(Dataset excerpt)
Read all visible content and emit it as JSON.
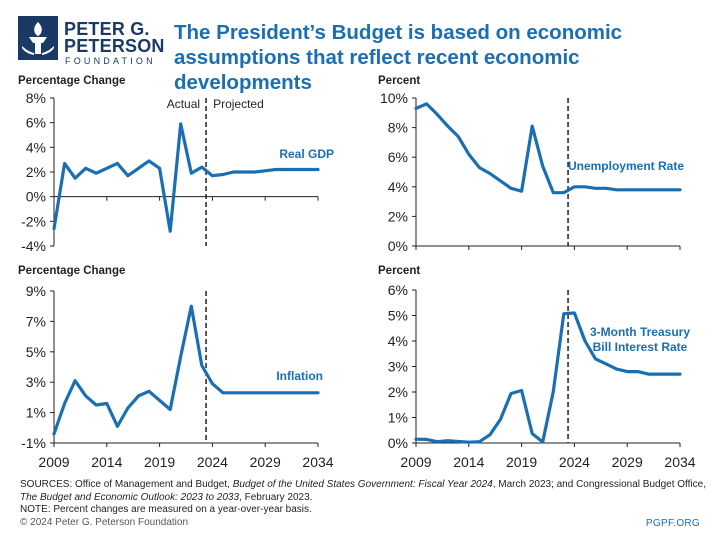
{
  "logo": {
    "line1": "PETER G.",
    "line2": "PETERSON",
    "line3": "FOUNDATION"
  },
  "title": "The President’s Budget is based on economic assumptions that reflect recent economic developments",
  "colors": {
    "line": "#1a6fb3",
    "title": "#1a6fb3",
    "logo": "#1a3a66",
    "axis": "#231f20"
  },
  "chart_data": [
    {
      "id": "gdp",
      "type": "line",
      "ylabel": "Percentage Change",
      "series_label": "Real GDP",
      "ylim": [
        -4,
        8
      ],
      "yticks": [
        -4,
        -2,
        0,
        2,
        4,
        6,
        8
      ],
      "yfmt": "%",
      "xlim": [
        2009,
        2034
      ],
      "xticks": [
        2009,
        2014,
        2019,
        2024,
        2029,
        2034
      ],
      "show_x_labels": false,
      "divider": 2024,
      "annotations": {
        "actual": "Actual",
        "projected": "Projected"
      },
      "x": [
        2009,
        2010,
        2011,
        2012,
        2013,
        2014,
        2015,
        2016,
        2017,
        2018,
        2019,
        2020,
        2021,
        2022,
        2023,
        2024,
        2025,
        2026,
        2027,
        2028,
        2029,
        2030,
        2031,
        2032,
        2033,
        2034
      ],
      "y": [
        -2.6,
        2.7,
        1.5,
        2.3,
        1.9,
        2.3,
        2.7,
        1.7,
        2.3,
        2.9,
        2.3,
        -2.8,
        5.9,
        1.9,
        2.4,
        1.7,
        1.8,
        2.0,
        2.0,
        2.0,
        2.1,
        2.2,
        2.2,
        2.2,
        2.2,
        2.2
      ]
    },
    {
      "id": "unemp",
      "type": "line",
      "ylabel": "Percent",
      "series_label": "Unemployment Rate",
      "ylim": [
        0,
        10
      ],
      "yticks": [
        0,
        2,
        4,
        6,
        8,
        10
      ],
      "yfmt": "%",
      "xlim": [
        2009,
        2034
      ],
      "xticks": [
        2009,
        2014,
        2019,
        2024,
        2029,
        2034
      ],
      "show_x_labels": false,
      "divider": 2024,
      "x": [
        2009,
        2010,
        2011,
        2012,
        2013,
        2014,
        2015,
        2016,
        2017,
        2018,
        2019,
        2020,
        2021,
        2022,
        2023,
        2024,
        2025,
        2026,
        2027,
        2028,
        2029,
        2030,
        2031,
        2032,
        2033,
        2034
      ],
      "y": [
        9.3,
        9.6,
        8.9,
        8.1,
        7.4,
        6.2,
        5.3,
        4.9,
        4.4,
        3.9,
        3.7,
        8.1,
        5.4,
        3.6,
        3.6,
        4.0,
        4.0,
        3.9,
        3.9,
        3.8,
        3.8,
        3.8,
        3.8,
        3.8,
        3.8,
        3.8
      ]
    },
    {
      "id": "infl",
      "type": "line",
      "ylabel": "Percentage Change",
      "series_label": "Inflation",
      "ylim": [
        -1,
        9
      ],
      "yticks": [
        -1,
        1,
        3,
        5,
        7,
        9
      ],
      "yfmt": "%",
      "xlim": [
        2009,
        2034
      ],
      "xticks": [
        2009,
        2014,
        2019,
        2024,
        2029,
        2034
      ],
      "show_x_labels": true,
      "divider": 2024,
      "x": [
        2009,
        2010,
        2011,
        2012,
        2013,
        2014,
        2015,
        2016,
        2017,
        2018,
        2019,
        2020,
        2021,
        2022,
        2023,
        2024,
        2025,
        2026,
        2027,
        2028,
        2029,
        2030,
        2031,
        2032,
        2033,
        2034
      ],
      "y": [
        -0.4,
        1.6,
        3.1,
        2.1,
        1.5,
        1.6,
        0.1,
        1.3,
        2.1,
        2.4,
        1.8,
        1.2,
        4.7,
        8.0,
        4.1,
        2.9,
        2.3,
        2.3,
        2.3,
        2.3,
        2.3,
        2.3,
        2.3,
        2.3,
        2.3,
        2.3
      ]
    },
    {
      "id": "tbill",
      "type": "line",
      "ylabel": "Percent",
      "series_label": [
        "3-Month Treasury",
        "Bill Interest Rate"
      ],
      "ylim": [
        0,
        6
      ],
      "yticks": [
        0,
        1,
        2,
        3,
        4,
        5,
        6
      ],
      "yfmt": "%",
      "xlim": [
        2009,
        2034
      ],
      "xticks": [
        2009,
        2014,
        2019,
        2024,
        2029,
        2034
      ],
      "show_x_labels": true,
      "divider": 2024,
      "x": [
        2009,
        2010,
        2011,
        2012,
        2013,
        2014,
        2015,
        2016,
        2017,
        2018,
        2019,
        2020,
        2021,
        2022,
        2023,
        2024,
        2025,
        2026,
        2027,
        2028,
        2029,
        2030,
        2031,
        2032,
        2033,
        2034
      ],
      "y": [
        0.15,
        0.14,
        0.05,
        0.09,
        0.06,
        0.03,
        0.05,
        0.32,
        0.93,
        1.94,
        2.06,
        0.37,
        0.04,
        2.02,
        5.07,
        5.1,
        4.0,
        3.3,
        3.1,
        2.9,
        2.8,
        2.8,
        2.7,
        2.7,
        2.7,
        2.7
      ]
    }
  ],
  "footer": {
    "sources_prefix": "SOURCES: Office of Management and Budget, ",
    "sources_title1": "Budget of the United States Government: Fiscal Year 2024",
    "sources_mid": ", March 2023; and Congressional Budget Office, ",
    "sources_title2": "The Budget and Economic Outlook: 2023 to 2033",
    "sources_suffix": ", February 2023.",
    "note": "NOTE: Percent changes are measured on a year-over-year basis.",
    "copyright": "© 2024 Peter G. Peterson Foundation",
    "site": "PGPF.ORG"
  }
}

# Written exercise
Copy out every line of the material above that mentions the word "Rate".

# Answer to the task
      "series_label": "Unemployment Rate",
        "Bill Interest Rate"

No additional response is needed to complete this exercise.